_EXERCISE TASK_
Are you able to retype all the records below exactly?

═════ DATASET EXTRACT

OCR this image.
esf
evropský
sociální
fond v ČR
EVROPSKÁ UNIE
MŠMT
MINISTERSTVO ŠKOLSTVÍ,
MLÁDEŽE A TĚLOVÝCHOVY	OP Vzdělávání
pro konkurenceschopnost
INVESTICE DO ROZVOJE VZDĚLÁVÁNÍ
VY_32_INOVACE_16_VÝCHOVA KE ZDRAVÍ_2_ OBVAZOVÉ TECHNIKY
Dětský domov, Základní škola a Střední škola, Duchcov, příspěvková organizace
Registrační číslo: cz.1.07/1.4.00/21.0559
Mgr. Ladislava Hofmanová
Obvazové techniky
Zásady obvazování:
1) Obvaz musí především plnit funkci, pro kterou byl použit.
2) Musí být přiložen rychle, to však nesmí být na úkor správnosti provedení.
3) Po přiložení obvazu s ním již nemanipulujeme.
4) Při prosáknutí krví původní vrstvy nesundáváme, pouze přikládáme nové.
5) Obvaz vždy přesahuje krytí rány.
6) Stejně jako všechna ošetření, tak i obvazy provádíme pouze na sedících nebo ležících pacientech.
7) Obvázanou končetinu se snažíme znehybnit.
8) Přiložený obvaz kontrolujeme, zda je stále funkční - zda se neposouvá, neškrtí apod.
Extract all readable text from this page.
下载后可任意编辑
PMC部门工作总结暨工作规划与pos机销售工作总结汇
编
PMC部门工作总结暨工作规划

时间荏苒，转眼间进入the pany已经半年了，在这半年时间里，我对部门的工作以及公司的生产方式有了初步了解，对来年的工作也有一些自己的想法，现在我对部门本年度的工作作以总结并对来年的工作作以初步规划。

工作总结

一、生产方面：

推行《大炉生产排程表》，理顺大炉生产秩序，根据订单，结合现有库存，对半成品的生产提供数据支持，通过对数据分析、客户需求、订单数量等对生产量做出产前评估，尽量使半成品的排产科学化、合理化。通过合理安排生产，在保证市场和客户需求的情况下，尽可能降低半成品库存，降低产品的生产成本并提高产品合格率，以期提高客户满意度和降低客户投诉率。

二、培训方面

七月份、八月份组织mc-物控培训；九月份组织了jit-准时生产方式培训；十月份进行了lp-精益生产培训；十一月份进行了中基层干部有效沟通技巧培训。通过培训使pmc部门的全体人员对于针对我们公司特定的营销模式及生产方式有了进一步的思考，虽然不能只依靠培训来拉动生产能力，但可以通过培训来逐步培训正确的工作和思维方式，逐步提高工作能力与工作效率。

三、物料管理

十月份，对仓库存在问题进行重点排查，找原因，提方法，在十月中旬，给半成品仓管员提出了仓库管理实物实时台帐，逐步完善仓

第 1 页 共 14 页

══════════

_RESULT OF THE EXERCISE_
OCR this image.
esf
evropský
sociální
fond v ČR
EVROPSKÁ UNIE
MŠMT
MINISTERSTVO ŠKOLSTVÍ,
MLÁDEŽE A TĚLOVÝCHOVY	OP Vzdělávání
pro konkurenceschopnost
INVESTICE DO ROZVOJE VZDĚLÁVÁNÍ
VY_32_INOVACE_16_VÝCHOVA KE ZDRAVÍ_2_ OBVAZOVÉ TECHNIKY
Dětský domov, Základní škola a Střední škola, Duchcov, příspěvková organizace
Registrační číslo: cz.1.07/1.4.00/21.0559
Mgr. Ladislava Hofmanová
Obvazové techniky
Zásady obvazování:
1) Obvaz musí především plnit funkci, pro kterou byl použit.
2) Musí být přiložen rychle, to však nesmí být na úkor správnosti provedení.
3) Po přiložení obvazu s ním již nemanipulujeme.
4) Při prosáknutí krví původní vrstvy nesundáváme, pouze přikládáme nové.
5) Obvaz vždy přesahuje krytí rány.
6) Stejně jako všechna ošetření, tak i obvazy provádíme pouze na sedících nebo ležících pacientech.
7) Obvázanou končetinu se snažíme znehybnit.
8) Přiložený obvaz kontrolujeme, zda je stále funkční - zda se neposouvá, neškrtí apod.
Extract all readable text from this page.
下载后可任意编辑
PMC部门工作总结暨工作规划与pos机销售工作总结汇
编
PMC部门工作总结暨工作规划

时间荏苒，转眼间进入the pany已经半年了，在这半年时间里，我对部门的工作以及公司的生产方式有了初步了解，对来年的工作也有一些自己的想法，现在我对部门本年度的工作作以总结并对来年的工作作以初步规划。

工作总结

一、生产方面：

推行《大炉生产排程表》，理顺大炉生产秩序，根据订单，结合现有库存，对半成品的生产提供数据支持，通过对数据分析、客户需求、订单数量等对生产量做出产前评估，尽量使半成品的排产科学化、合理化。通过合理安排生产，在保证市场和客户需求的情况下，尽可能降低半成品库存，降低产品的生产成本并提高产品合格率，以期提高客户满意度和降低客户投诉率。

二、培训方面

七月份、八月份组织mc-物控培训；九月份组织了jit-准时生产方式培训；十月份进行了lp-精益生产培训；十一月份进行了中基层干部有效沟通技巧培训。通过培训使pmc部门的全体人员对于针对我们公司特定的营销模式及生产方式有了进一步的思考，虽然不能只依靠培训来拉动生产能力，但可以通过培训来逐步培训正确的工作和思维方式，逐步提高工作能力与工作效率。

三、物料管理

十月份，对仓库存在问题进行重点排查，找原因，提方法，在十月中旬，给半成品仓管员提出了仓库管理实物实时台帐，逐步完善仓

第 1 页 共 14 页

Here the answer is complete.